▶ DATA FOR THIS EXERCISE:
──────────

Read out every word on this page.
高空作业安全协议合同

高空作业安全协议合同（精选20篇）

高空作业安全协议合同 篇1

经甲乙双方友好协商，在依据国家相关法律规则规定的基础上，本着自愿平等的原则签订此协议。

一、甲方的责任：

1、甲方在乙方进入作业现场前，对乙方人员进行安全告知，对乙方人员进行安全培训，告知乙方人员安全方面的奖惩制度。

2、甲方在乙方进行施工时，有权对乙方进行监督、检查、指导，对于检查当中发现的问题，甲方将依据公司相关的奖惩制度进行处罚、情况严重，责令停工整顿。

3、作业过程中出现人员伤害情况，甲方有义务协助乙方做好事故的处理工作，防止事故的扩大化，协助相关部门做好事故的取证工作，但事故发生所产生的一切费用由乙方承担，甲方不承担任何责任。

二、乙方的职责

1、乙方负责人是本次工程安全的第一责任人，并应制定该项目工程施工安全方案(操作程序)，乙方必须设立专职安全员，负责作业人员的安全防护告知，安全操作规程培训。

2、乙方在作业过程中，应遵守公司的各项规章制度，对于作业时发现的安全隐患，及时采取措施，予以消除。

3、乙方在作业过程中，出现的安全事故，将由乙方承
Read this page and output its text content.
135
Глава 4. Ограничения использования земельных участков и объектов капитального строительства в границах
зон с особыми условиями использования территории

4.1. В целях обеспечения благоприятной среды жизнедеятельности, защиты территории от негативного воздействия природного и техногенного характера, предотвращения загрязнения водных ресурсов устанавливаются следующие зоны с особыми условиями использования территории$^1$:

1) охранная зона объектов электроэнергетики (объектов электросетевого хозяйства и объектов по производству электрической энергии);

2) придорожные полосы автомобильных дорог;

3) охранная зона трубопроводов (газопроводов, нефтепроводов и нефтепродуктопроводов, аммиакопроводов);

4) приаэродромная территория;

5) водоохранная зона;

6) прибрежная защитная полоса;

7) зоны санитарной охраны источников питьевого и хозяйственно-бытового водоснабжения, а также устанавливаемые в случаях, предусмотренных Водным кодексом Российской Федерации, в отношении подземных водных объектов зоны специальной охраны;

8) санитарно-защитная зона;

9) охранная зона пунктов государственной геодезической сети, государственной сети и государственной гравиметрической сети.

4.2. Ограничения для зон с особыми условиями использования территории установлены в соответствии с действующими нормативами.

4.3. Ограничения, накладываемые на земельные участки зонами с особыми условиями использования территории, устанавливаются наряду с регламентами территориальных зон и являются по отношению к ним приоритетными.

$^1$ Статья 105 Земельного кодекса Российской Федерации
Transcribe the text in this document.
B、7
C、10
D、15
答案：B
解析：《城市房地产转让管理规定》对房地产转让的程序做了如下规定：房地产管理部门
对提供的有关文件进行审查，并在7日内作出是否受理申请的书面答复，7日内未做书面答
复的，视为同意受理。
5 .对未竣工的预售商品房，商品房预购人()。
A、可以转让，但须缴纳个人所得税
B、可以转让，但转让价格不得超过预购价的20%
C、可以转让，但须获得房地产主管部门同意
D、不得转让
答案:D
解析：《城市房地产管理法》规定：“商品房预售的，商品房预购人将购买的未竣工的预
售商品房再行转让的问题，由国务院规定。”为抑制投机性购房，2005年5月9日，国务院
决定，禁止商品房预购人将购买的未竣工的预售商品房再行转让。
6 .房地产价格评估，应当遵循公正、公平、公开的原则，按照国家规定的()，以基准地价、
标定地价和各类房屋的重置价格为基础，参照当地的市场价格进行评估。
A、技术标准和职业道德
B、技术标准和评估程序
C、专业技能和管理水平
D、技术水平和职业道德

──────────

▶ CHALLENGE:
From the entries above, pull out each line that includes "защитная".

▶ THE COMPLETED TASK:
6) прибрежная защитная полоса;
8) санитарно-защитная зона;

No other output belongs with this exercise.